■ Work to complete: Pull out every line from the listing that has the word "اینترفرون".
═══ Entries provided ═══
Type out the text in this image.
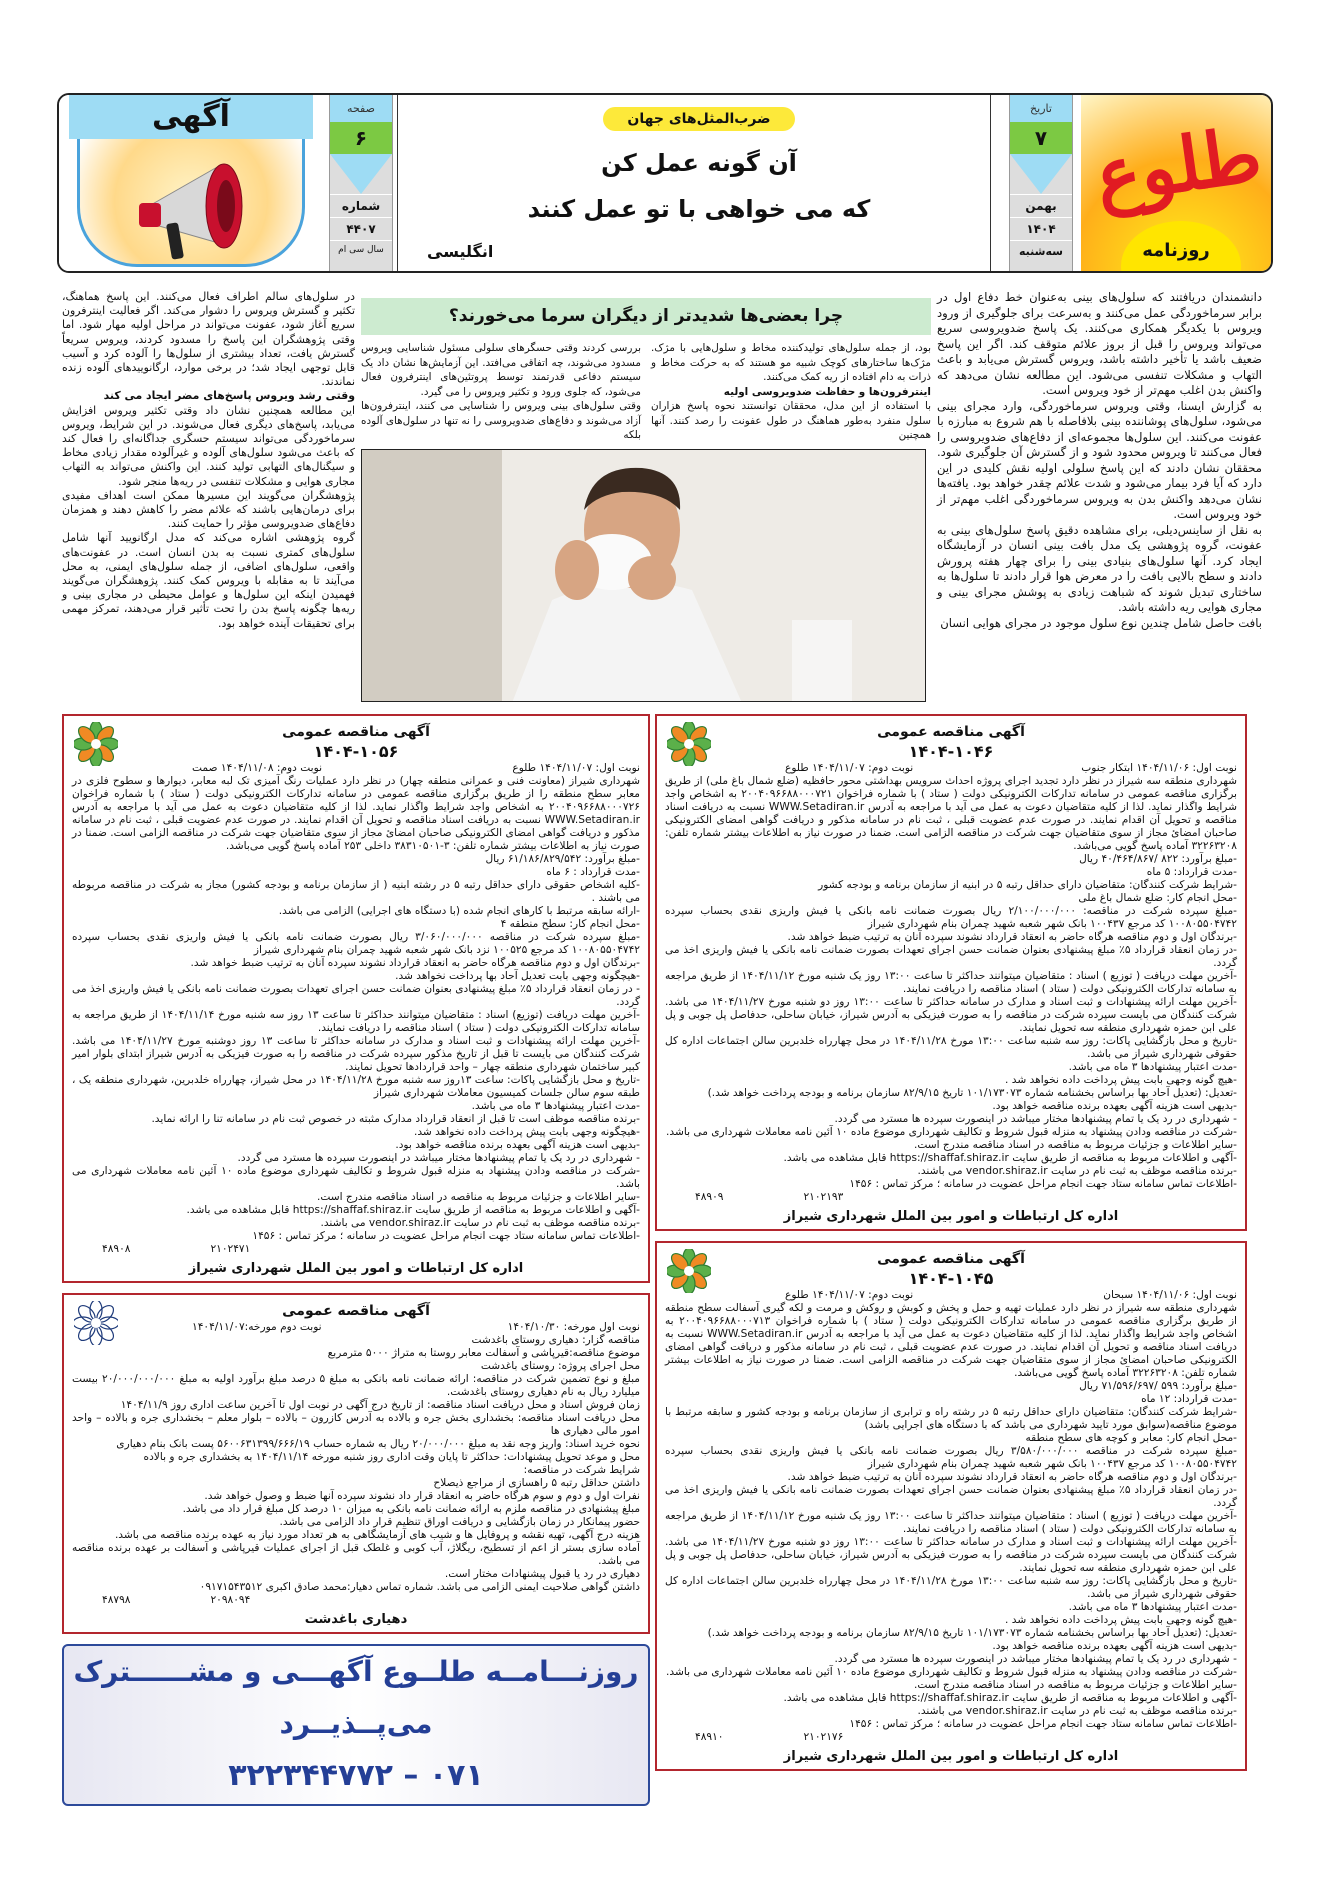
طلوع
روزنامه
تاریخ
۷
بهمن
۱۴۰۴
سه‌شنبه
ضرب‌المثل‌های جهان
آن گونه عمل کن
که می خواهی با تو عمل کنند
انگلیسی
صفحه
۶
شماره
۴۴۰۷
سال سی ام
آگهی

در سلول‌های سالم اطراف فعال می‌کنند. این پاسخ هماهنگ، تکثیر و گسترش ویروس را دشوار می‌کند. اگر فعالیت اینترفرون سریع آغاز شود، عفونت می‌تواند در مراحل اولیه مهار شود. اما وقتی پژوهشگران این پاسخ را مسدود کردند، ویروس سریعاً گسترش یافت، تعداد بیشتری از سلول‌ها را آلوده کرد و آسیب قابل توجهی ایجاد شد؛ در برخی موارد، ارگانوییدهای آلوده زنده نماندند.

وقتی رشد ویروس پاسخ‌های مضر ایجاد می کند

این مطالعه همچنین نشان داد وقتی تکثیر ویروس افزایش می‌یابد، پاسخ‌های دیگری فعال می‌شوند. در این شرایط، ویروس سرماخوردگی می‌تواند سیستم حسگری جداگانه‌ای را فعال کند که باعث می‌شود سلول‌های آلوده و غیرآلوده مقدار زیادی مخاط و سیگنال‌های التهابی تولید کنند. این واکنش می‌تواند به التهاب مجاری هوایی و مشکلات تنفسی در ریه‌ها منجر شود.

پژوهشگران می‌گویند این مسیرها ممکن است اهداف مفیدی برای درمان‌هایی باشند که علائم مضر را کاهش دهند و همزمان دفاع‌های ضدویروسی مؤثر را حمایت کنند.

گروه پژوهشی اشاره می‌کند که مدل ارگانویید آنها شامل سلول‌های کمتری نسبت به بدن انسان است. در عفونت‌های واقعی، سلول‌های اضافی، از جمله سلول‌های ایمنی، به محل می‌آیند تا به مقابله با ویروس کمک کنند. پژوهشگران می‌گویند فهمیدن اینکه این سلول‌ها و عوامل محیطی در مجاری بینی و ریه‌ها چگونه پاسخ بدن را تحت تأثیر قرار می‌دهند، تمرکز مهمی برای تحقیقات آینده خواهد بود.

چرا بعضی‌ها شدیدتر از دیگران سرما می‌خورند؟

بررسی کردند وقتی حسگرهای سلولی مسئول شناسایی ویروس مسدود می‌شوند، چه اتفاقی می‌افتد. این آزمایش‌ها نشان داد یک سیستم دفاعی قدرتمند توسط پروتئین‌های اینترفرون فعال می‌شود، که جلوی ورود و تکثیر ویروس را می گیرد.

وقتی سلول‌های بینی ویروس را شناسایی می کنند، اینترفرون‌ها آزاد می‌شوند و دفاع‌های ضدویروسی را نه تنها در سلول‌های آلوده بلکه

بود، از جمله سلول‌های تولیدکننده مخاط و سلول‌هایی با مژک. مژک‌ها ساختارهای کوچک شبیه مو هستند که به حرکت مخاط و ذرات به دام افتاده از ریه کمک می‌کنند.

اینترفرون‌ها و حفاظت ضدویروسی اولیه

با استفاده از این مدل، محققان توانستند نحوه پاسخ هزاران سلول منفرد به‌طور هماهنگ در طول عفونت را رصد کنند. آنها همچنین

دانشمندان دریافتند که سلول‌های بینی به‌عنوان خط دفاع اول در برابر سرماخوردگی عمل می‌کنند و به‌سرعت برای جلوگیری از ورود ویروس با یکدیگر همکاری می‌کنند. یک پاسخ ضدویروسی سریع می‌تواند ویروس را قبل از بروز علائم متوقف کند. اگر این پاسخ ضعیف باشد یا تأخیر داشته باشد، ویروس گسترش می‌یابد و باعث التهاب و مشکلات تنفسی می‌شود. این مطالعه نشان می‌دهد که واکنش بدن اغلب مهم‌تر از خود ویروس است.

به گزارش ایسنا، وقتی ویروس سرماخوردگی، وارد مجرای بینی می‌شود، سلول‌های پوشاننده بینی بلافاصله با هم شروع به مبارزه با عفونت می‌کنند. این سلول‌ها مجموعه‌ای از دفاع‌های ضدویروسی را فعال می‌کنند تا ویروس محدود شود و از گسترش آن جلوگیری شود. محققان نشان دادند که این پاسخ سلولی اولیه نقش کلیدی در این دارد که آیا فرد بیمار می‌شود و شدت علائم چقدر خواهد بود. یافته‌ها نشان می‌دهد واکنش بدن به ویروس سرماخوردگی اغلب مهم‌تر از خود ویروس است.

به نقل از ساینس‌دیلی، برای مشاهده دقیق پاسخ سلول‌های بینی به عفونت، گروه پژوهشی یک مدل بافت بینی انسان در آزمایشگاه ایجاد کرد. آنها سلول‌های بنیادی بینی را برای چهار هفته پرورش دادند و سطح بالایی بافت را در معرض هوا قرار دادند تا سلول‌ها به ساختاری تبدیل شوند که شباهت زیادی به پوشش مجرای بینی و مجاری هوایی ریه داشته باشد.

بافت حاصل شامل چندین نوع سلول موجود در مجرای هوایی انسان

آگهی مناقصه عمومی
۱۴۰۴-۱۰۵۶
نوبت اول: ۱۴۰۴/۱۱/۰۷ طلوع
نوبت دوم: ۱۴۰۴/۱۱/۰۸ صمت

شهرداری شیراز (معاونت فنی و عمرانی منطقه چهار) در نظر دارد عملیات رنگ آمیزی تک لبه معابر، دیوارها و سطوح فلزی در معابر سطح منطقه را از طریق برگزاری مناقصه عمومی در سامانه تدارکات الکترونیکی دولت ( ستاد ) با شماره فراخوان ۲۰۰۴۰۹۶۶۸۸۰۰۰۷۲۶ به اشخاص واجد شرایط واگذار نماید. لذا از کلیه متقاضیان دعوت به عمل می آید با مراجعه به آدرس WWW.Setadiran.ir نسبت به دریافت اسناد مناقصه و تحویل آن اقدام نمایند. در صورت عدم عضویت قبلی ، ثبت نام در سامانه مذکور و دریافت گواهی امضای الکترونیکی صاحبان امضائ مجاز از سوی متقاضیان جهت شرکت در مناقصه الزامی است. ضمنا در صورت نیاز به اطلاعات بیشتر شماره تلفن: ۳-۳۸۳۱۰۵۰۱ داخلی ۲۵۳ آماده پاسخ گویی می‌باشد.

-مبلغ برآورد: ۶۱/۱۸۶/۸۲۹/۵۴۲ ریال

-مدت قرارداد : ۶ ماه

-کلیه اشخاص حقوقی دارای حداقل رتبه ۵ در رشته ابنیه ( از سازمان برنامه و بودجه کشور) مجاز به شرکت در مناقصه مربوطه می باشند .

-ارائه سابقه مرتبط با کارهای انجام شده (با دستگاه های اجرایی) الزامی می باشد.

-محل انجام کار: سطح منطقه ۴

-مبلغ سپرده شرکت در مناقصه ۳/۰۶۰/۰۰۰/۰۰۰ ریال بصورت ضمانت نامه بانکی یا فیش واریزی نقدی بحساب سپرده ۱۰۰۸۰۵۵۰۴۷۴۲ کد مرجع ۱۰۰۵۲۵ نزد بانک شهر شعبه شهید چمران بنام شهرداری شیراز

-برندگان اول و دوم مناقصه هرگاه حاضر به انعقاد قرارداد نشوند سپرده آنان به ترتیب ضبط خواهد شد.

-هیچگونه وجهی بابت تعدیل آحاد بها پرداخت نخواهد شد.

- در زمان انعقاد قرارداد ۵٪ مبلغ پیشنهادی بعنوان ضمانت حسن اجرای تعهدات بصورت ضمانت نامه بانکی یا فیش واریزی اخذ می گردد.

-آخرین مهلت دریافت (توزیع) اسناد : متقاضیان میتوانند حداکثر تا ساعت ۱۳ روز سه شنبه مورخ ۱۴۰۴/۱۱/۱۴ از طریق مراجعه به سامانه تدارکات الکترونیکی دولت ( ستاد ) اسناد مناقصه را دریافت نمایند.

-آخرین مهلت ارائه پیشنهادات و ثبت اسناد و مدارک در سامانه حداکثر تا ساعت ۱۳ روز دوشنبه مورخ ۱۴۰۴/۱۱/۲۷ می باشد. شرکت کنندگان می بایست تا قبل از تاریخ مذکور سپرده شرکت در مناقصه را به صورت فیزیکی به آدرس شیراز ابتدای بلوار امیر کبیر ساختمان شهرداری منطقه چهار – واحد قراردادها تحویل نمایند.

-تاریخ و محل بازگشایی پاکات: ساعت ۱۳روز سه شنبه مورخ ۱۴۰۴/۱۱/۲۸ در محل شیراز، چهارراه خلدبرین، شهرداری منطقه یک ، طبقه سوم سالن جلسات کمیسیون معاملات شهرداری شیراز

-مدت اعتبار پیشنهادها ۳ ماه می باشد.

-برنده مناقصه موظف است تا قبل از انعقاد قرارداد مدارک مثبته در خصوص ثبت نام در سامانه تنا را ارائه نماید.

-هیچگونه وجهی بابت پیش پرداخت داده نخواهد شد.

-بدیهی است هزینه آگهی بعهده برنده مناقصه خواهد بود.

- شهرداری در رد یک یا تمام پیشنهادها مختار میباشد در اینصورت سپرده ها مسترد می گردد.

-شرکت در مناقصه ودادن پیشنهاد به منزله قبول شروط و تکالیف شهرداری موضوع ماده ۱۰ آئین نامه معاملات شهرداری می باشد.

-سایر اطلاعات و جزئیات مربوط به مناقصه در اسناد مناقصه مندرج است.

-آگهی و اطلاعات مربوط به مناقصه از طریق سایت https://shaffaf.shiraz.ir قابل مشاهده می باشد.

-برنده مناقصه موظف به ثبت نام در سایت vendor.shiraz.ir می باشند.

-اطلاعات تماس سامانه ستاد جهت انجام مراحل عضویت در سامانه ؛ مرکز تماس : ۱۴۵۶

۴۸۹۰۸	۲۱۰۲۴۷۱
اداره کل ارتباطات و امور بین الملل شهرداری شیراز
آگهی مناقصه عمومی
نوبت اول مورخه: ۱۴۰۴/۱۰/۳۰
نوبت دوم مورخه:۱۴۰۴/۱۱/۰۷

مناقصه گزار: دهیاری روستای باغدشت

موضوع مناقصه:قیرپاشی و آسفالت معابر روستا به متراژ ۵۰۰۰ مترمربع

محل اجرای پروژه: روستای باغدشت

مبلغ و نوع تضمین شرکت در مناقصه: ارائه ضمانت نامه بانکی به مبلغ ۵ درصد مبلغ برآورد اولیه به مبلغ ۲۰/۰۰۰/۰۰۰/۰۰۰ بیست میلیارد ریال به نام دهیاری روستای باغدشت.

زمان فروش اسناد و محل دریافت اسناد مناقصه: از تاریخ درج آگهی در نوبت اول تا آخرین ساعت اداری روز ۱۴۰۴/۱۱/۹

محل دریافت اسناد مناقصه: بخشداری بخش جره و بالاده به آدرس کازرون – بالاده – بلوار معلم – بخشداری جره و بالاده – واحد امور مالی دهیاری ها

نحوه خرید اسناد: واریز وجه نقد به مبلغ ۲۰/۰۰۰/۰۰۰ ریال به شماره حساب ۵۶۰۰۶۳۱۳۹۹/۶۶۶/۱۹ پست بانک بنام دهیاری

محل و موعد تحویل پیشنهادات: حداکثر تا پایان وقت اداری روز شنبه مورخه ۱۴۰۴/۱۱/۱۴ به بخشداری جره و بالاده

شرایط شرکت در مناقصه:

داشتن حداقل رتبه ۵ راهسازی از مراجع ذیصلاح

نفرات اول و دوم و سوم هرگاه حاضر به انعقاد قرار داد نشوند سپرده آنها ضبط و وصول خواهد شد.

مبلغ پیشنهادی در مناقصه ملزم به ارائه ضمانت نامه بانکی به میزان ۱۰ درصد کل مبلغ قرار داد می باشد.

حضور پیمانکار در زمان بازگشایی و دریافت اوراق تنظیم قرار داد الزامی می باشد.

هزینه درج آگهی، تهیه نقشه و پروفایل ها و شیب های آزمایشگاهی به هر تعداد مورد نیاز به عهده برنده مناقصه می باشد.

آماده سازی بستر از اعم از تسطیح، ریگلاژ، آب کوبی و غلطک قبل از اجرای عملیات قیرپاشی و آسفالت بر عهده برنده مناقصه می باشد.

دهیاری در رد یا قبول پیشنهادات مختار است.

داشتن گواهی صلاحیت ایمنی الزامی می باشد. شماره تماس دهیار:محمد صادق اکبری ۰۹۱۷۱۵۴۳۵۱۲

۴۸۷۹۸	۲۰۹۸۰۹۴
دهیاری باغدشت
روزنـــامــه طلــوع آگهـــی و مشــــــترک
می‌پــذیــرد
۰۷۱ – ۳۲۲۳۴۴۷۷۲
آگهی مناقصه عمومی
۱۴۰۴-۱۰۴۶
نوبت اول: ۱۴۰۴/۱۱/۰۶ ابتکار جنوب
نوبت دوم: ۱۴۰۴/۱۱/۰۷ طلوع

شهرداری منطقه سه شیراز در نظر دارد تجدید اجرای پروژه احداث سرویس بهداشتی محور حافظیه (ضلع شمال باغ ملی) از طریق برگزاری مناقصه عمومی در سامانه تدارکات الکترونیکی دولت ( ستاد ) با شماره فراخوان ۲۰۰۴۰۹۶۶۸۸۰۰۰۷۲۱ به اشخاص واجد شرایط واگذار نماید. لذا از کلیه متقاضیان دعوت به عمل می آید با مراجعه به آدرس WWW.Setadiran.ir نسبت به دریافت اسناد مناقصه و تحویل آن اقدام نمایند. در صورت عدم عضویت قبلی ، ثبت نام در سامانه مذکور و دریافت گواهی امضای الکترونیکی صاحبان امضائ مجاز از سوی متقاضیان جهت شرکت در مناقصه الزامی است. ضمنا در صورت نیاز به اطلاعات بیشتر شماره تلفن: ۳۲۲۶۳۲۰۸ آماده پاسخ گویی می‌باشد.

-مبلغ برآورد: ۸۲۲ /۴۰/۴۶۴/۸۶۷ ریال

-مدت قرارداد: ۵ ماه

-شرایط شرکت کنندگان: متقاضیان دارای حداقل رتبه ۵ در ابنیه از سازمان برنامه و بودجه کشور

-محل انجام کار: ضلع شمال باغ ملی

-مبلغ سپرده شرکت در مناقصه: ۲/۱۰۰/۰۰۰/۰۰۰ ریال بصورت ضمانت نامه بانکی یا فیش واریزی نقدی بحساب سپرده ۱۰۰۸۰۵۵۰۴۷۴۲ کد مرجع ۱۰۰۴۳۷ بانک شهر شعبه شهید چمران بنام شهرداری شیراز

-برندگان اول و دوم مناقصه هرگاه حاضر به انعقاد قرارداد نشوند سپرده آنان به ترتیب ضبط خواهد شد.

-در زمان انعقاد قرارداد ۵٪ مبلغ پیشنهادی بعنوان ضمانت حسن اجرای تعهدات بصورت ضمانت نامه بانکی یا فیش واریزی اخذ می گردد.

-آخرین مهلت دریافت ( توزیع ) اسناد : متقاضیان میتوانند حداکثر تا ساعت ۱۳:۰۰ روز یک شنبه مورخ ۱۴۰۴/۱۱/۱۲ از طریق مراجعه به سامانه تدارکات الکترونیکی دولت ( ستاد ) اسناد مناقصه را دریافت نمایند.

-آخرین مهلت ارائه پیشنهادات و ثبت اسناد و مدارک در سامانه حداکثر تا ساعت ۱۳:۰۰ روز دو شنبه مورخ ۱۴۰۴/۱۱/۲۷ می باشد. شرکت کنندگان می بایست سپرده شرکت در مناقصه را به صورت فیزیکی به آدرس شیراز، خیابان ساحلی، حدفاصل پل جوبی و پل علی ابن حمزه شهرداری منطقه سه تحویل نمایند.

-تاریخ و محل بازگشایی پاکات: روز سه شنبه ساعت ۱۳:۰۰ مورخ ۱۴۰۴/۱۱/۲۸ در محل چهارراه خلدبرین سالن اجتماعات اداره کل حقوقی شهرداری شیراز می باشد.

-مدت اعتبار پیشنهادها ۳ ماه می باشد.

-هیچ گونه وجهی بابت پیش پرداخت داده نخواهد شد .

-تعدیل: (تعدیل آحاد بها براساس بخشنامه شماره ۱۰۱/۱۷۳۰۷۳ تاریخ ۸۲/۹/۱۵ سازمان برنامه و بودجه پرداخت خواهد شد.)

-بدیهی است هزینه آگهی بعهده برنده مناقصه خواهد بود.

- شهرداری در رد یک یا تمام پیشنهادها مختار میباشد در اینصورت سپرده ها مسترد می گردد.

-شرکت در مناقصه ودادن پیشنهاد به منزله قبول شروط و تکالیف شهرداری موضوع ماده ۱۰ آئین نامه معاملات شهرداری می باشد.

-سایر اطلاعات و جزئیات مربوط به مناقصه در اسناد مناقصه مندرج است.

-آگهی و اطلاعات مربوط به مناقصه از طریق سایت https://shaffaf.shiraz.ir قابل مشاهده می باشد.

-برنده مناقصه موظف به ثبت نام در سایت vendor.shiraz.ir می باشند.

-اطلاعات تماس سامانه ستاد جهت انجام مراحل عضویت در سامانه ؛ مرکز تماس : ۱۴۵۶

۴۸۹۰۹	۲۱۰۲۱۹۳
اداره کل ارتباطات و امور بین الملل شهرداری شیراز
آگهی مناقصه عمومی
۱۴۰۴-۱۰۴۵
نوبت اول: ۱۴۰۴/۱۱/۰۶ سبحان
نوبت دوم: ۱۴۰۴/۱۱/۰۷ طلوع

شهرداری منطقه سه شیراز در نظر دارد عملیات تهیه و حمل و پخش و کوبش و روکش و مرمت و لکه گیری آسفالت سطح منطقه از طریق برگزاری مناقصه عمومی در سامانه تدارکات الکترونیکی دولت ( ستاد ) با شماره فراخوان ۲۰۰۴۰۹۶۶۸۸۰۰۰۷۱۳ به اشخاص واجد شرایط واگذار نماید. لذا از کلیه متقاضیان دعوت به عمل می آید با مراجعه به آدرس WWW.Setadiran.ir نسبت به دریافت اسناد مناقصه و تحویل آن اقدام نمایند. در صورت عدم عضویت قبلی ، ثبت نام در سامانه مذکور و دریافت گواهی امضای الکترونیکی صاحبان امضائ مجاز از سوی متقاضیان جهت شرکت در مناقصه الزامی است. ضمنا در صورت نیاز به اطلاعات بیشتر شماره تلفن: ۳۲۲۶۳۲۰۸ آماده پاسخ گویی می‌باشد.

-مبلغ برآورد: ۵۹۹ /۷۱/۵۹۶/۶۹۷ ریال

-مدت قرارداد: ۱۲ ماه

-شرایط شرکت کنندگان: متقاضیان دارای حداقل رتبه ۵ در رشته راه و ترابری از سازمان برنامه و بودجه کشور و سابقه مرتبط با موضوع مناقصه(سوابق مورد تایید شهرداری می باشد که با دستگاه های اجرایی باشد)

-محل انجام کار: معابر و کوچه های سطح منطقه

-مبلغ سپرده شرکت در مناقصه ۳/۵۸۰/۰۰۰/۰۰۰ ریال بصورت ضمانت نامه بانکی یا فیش واریزی نقدی بحساب سپرده ۱۰۰۸۰۵۵۰۴۷۴۲ کد مرجع ۱۰۰۴۳۷ بانک شهر شعبه شهید چمران بنام شهرداری شیراز

-برندگان اول و دوم مناقصه هرگاه حاضر به انعقاد قرارداد نشوند سپرده آنان به ترتیب ضبط خواهد شد.

-در زمان انعقاد قرارداد ۵٪ مبلغ پیشنهادی بعنوان ضمانت حسن اجرای تعهدات بصورت ضمانت نامه بانکی یا فیش واریزی اخذ می گردد.

-آخرین مهلت دریافت ( توزیع ) اسناد : متقاضیان میتوانند حداکثر تا ساعت ۱۳:۰۰ روز یک شنبه مورخ ۱۴۰۴/۱۱/۱۲ از طریق مراجعه به سامانه تدارکات الکترونیکی دولت ( ستاد ) اسناد مناقصه را دریافت نمایند.

-آخرین مهلت ارائه پیشنهادات و ثبت اسناد و مدارک در سامانه حداکثر تا ساعت ۱۳:۰۰ روز دو شنبه مورخ ۱۴۰۴/۱۱/۲۷ می باشد. شرکت کنندگان می بایست سپرده شرکت در مناقصه را به صورت فیزیکی به آدرس شیراز، خیابان ساحلی، حدفاصل پل جوبی و پل علی ابن حمزه شهرداری منطقه سه تحویل نمایند.

-تاریخ و محل بازگشایی پاکات: روز سه شنبه ساعت ۱۳:۰۰ مورخ ۱۴۰۴/۱۱/۲۸ در محل چهارراه خلدبرین سالن اجتماعات اداره کل حقوقی شهرداری شیراز می باشد.

-مدت اعتبار پیشنهادها ۳ ماه می باشد.

-هیچ گونه وجهی بابت پیش پرداخت داده نخواهد شد .

-تعدیل: (تعدیل آحاد بها براساس بخشنامه شماره ۱۰۱/۱۷۳۰۷۳ تاریخ ۸۲/۹/۱۵ سازمان برنامه و بودجه پرداخت خواهد شد.)

-بدیهی است هزینه آگهی بعهده برنده مناقصه خواهد بود.

- شهرداری در رد یک یا تمام پیشنهادها مختار میباشد در اینصورت سپرده ها مسترد می گردد.

-شرکت در مناقصه ودادن پیشنهاد به منزله قبول شروط و تکالیف شهرداری موضوع ماده ۱۰ آئین نامه معاملات شهرداری می باشد.

-سایر اطلاعات و جزئیات مربوط به مناقصه در اسناد مناقصه مندرج است.

-آگهی و اطلاعات مربوط به مناقصه از طریق سایت https://shaffaf.shiraz.ir قابل مشاهده می باشد.

-برنده مناقصه موظف به ثبت نام در سایت vendor.shiraz.ir می باشند.

-اطلاعات تماس سامانه ستاد جهت انجام مراحل عضویت در سامانه ؛ مرکز تماس : ۱۴۵۶

۴۸۹۱۰	۲۱۰۲۱۷۶
اداره کل ارتباطات و امور بین الملل شهرداری شیراز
═══
■ Expected answer:
در سلول‌های سالم اطراف فعال می‌کنند. این پاسخ هماهنگ، تکثیر و گسترش ویروس را دشوار می‌کند. اگر فعالیت اینترفرون سریع آغاز شود، عفونت می‌تواند در مراحل اولیه مهار شود. اما وقتی پژوهشگران این پاسخ را مسدود کردند، ویروس سریعاً گسترش یافت، تعداد بیشتری از سلول‌ها را آلوده کرد و آسیب قابل توجهی ایجاد شد؛ در برخی موارد، ارگانوییدهای آلوده زنده نماندند.
بررسی کردند وقتی حسگرهای سلولی مسئول شناسایی ویروس مسدود می‌شوند، چه اتفاقی می‌افتد. این آزمایش‌ها نشان داد یک سیستم دفاعی قدرتمند توسط پروتئین‌های اینترفرون فعال می‌شود، که جلوی ورود و تکثیر ویروس را می گیرد.
وقتی سلول‌های بینی ویروس را شناسایی می کنند، اینترفرون‌ها آزاد می‌شوند و دفاع‌های ضدویروسی را نه تنها در سلول‌های آلوده بلکه
اینترفرون‌ها و حفاظت ضدویروسی اولیه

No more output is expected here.